---------- Data in this exercise ----------

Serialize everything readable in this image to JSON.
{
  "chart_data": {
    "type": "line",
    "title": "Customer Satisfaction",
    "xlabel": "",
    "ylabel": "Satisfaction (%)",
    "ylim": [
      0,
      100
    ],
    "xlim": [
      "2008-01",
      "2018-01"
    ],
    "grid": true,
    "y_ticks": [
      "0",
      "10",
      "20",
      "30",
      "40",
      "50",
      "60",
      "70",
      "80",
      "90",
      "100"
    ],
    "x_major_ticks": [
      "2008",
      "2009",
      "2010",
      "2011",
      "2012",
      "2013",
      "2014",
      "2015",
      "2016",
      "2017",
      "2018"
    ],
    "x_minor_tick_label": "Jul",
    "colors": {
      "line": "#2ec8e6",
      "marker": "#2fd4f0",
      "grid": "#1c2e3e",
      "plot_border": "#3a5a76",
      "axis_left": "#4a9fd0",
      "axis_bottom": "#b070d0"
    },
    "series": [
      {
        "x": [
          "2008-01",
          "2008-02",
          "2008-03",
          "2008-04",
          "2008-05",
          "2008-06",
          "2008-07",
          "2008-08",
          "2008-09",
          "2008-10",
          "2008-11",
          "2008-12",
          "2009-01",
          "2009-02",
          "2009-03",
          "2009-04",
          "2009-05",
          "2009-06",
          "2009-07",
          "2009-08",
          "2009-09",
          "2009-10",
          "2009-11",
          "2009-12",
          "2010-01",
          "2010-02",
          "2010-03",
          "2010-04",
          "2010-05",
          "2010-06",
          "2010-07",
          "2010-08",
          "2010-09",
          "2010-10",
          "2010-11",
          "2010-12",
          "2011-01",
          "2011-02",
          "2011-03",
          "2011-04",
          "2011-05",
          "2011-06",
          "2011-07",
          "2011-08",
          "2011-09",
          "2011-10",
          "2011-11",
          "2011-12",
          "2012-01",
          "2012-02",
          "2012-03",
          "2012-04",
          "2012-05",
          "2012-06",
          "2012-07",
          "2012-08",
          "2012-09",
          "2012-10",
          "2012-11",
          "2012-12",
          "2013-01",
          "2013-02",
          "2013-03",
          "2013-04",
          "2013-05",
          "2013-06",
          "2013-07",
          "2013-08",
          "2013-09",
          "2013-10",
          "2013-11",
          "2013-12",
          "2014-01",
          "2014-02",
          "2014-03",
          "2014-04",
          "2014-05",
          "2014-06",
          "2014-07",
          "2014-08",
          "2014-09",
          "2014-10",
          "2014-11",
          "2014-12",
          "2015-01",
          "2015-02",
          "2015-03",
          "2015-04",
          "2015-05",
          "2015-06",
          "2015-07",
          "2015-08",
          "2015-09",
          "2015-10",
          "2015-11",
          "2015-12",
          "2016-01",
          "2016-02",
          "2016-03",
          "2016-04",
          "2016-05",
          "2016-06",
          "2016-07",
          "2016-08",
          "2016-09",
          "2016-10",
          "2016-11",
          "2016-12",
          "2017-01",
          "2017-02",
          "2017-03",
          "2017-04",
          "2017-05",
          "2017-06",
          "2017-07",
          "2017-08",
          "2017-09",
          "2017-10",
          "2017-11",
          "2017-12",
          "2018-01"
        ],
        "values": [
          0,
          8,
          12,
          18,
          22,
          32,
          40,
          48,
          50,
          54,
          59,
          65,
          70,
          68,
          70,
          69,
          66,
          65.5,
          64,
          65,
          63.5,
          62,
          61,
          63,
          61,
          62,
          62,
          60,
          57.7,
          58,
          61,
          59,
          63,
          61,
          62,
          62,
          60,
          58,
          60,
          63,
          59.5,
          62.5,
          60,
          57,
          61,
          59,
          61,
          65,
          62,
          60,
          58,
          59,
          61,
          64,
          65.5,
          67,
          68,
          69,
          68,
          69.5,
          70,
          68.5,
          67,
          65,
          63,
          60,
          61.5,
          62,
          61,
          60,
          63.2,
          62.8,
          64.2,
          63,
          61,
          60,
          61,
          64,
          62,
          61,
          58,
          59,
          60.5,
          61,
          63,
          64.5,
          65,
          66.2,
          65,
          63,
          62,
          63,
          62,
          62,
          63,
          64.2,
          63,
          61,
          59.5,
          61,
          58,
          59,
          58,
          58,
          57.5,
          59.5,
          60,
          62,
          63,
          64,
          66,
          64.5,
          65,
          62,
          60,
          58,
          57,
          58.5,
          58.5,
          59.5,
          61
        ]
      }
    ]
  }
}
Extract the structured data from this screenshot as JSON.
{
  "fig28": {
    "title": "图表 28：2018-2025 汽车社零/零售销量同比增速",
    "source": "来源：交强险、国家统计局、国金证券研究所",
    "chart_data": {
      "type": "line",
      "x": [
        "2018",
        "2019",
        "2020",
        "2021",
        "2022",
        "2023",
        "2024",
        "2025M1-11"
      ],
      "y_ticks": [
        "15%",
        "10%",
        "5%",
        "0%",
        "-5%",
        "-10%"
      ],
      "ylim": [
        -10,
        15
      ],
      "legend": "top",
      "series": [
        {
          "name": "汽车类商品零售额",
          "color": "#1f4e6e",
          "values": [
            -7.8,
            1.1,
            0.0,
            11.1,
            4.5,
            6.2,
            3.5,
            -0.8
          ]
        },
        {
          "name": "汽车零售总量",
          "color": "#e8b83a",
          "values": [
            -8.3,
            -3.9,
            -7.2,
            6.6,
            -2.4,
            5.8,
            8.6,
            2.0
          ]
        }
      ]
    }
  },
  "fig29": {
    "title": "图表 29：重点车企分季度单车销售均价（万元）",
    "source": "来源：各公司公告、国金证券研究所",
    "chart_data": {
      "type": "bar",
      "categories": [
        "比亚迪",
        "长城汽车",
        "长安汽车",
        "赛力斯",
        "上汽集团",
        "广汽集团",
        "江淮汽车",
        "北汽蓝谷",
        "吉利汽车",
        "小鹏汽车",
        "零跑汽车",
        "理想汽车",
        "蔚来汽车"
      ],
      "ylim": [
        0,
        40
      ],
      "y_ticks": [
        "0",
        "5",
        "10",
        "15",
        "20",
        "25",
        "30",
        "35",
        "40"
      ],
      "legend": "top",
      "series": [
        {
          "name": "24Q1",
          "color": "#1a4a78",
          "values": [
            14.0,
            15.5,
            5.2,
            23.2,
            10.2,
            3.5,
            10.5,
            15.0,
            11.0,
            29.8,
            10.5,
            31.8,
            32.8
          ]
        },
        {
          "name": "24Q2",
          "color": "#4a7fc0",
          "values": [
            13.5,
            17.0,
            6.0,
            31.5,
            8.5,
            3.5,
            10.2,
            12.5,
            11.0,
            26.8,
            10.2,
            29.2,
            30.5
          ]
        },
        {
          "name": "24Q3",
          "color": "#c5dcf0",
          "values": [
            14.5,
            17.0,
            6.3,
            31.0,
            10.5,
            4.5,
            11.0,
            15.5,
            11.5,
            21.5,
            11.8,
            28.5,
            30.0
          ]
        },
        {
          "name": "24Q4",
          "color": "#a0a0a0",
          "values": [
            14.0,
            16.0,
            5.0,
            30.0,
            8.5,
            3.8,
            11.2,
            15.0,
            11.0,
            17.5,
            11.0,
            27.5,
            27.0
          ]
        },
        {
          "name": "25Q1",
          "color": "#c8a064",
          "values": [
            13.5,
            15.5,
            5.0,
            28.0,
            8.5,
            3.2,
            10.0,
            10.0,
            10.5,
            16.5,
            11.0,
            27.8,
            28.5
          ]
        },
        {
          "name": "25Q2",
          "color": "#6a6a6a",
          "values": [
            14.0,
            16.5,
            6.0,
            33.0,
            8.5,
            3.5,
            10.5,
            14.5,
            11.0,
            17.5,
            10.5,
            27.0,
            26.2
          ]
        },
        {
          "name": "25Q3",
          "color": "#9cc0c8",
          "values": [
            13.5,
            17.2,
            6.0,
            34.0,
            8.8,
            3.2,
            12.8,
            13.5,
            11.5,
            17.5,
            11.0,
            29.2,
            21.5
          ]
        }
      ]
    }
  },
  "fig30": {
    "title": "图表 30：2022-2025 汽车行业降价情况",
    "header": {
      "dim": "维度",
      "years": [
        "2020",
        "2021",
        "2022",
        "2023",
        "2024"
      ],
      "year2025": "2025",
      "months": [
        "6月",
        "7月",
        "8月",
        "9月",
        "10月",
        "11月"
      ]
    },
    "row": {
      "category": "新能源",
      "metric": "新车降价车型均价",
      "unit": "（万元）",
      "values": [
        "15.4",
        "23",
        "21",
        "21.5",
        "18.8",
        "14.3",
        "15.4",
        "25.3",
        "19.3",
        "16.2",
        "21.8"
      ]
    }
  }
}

----------

Prompt —
Gather each line from the listing above that holds "name".

Exercise output —
          "name": "汽车类商品零售额",
          "name": "汽车零售总量",
          "name": "24Q1",
          "name": "24Q2",
          "name": "24Q3",
          "name": "24Q4",
          "name": "25Q1",
          "name": "25Q2",
          "name": "25Q3",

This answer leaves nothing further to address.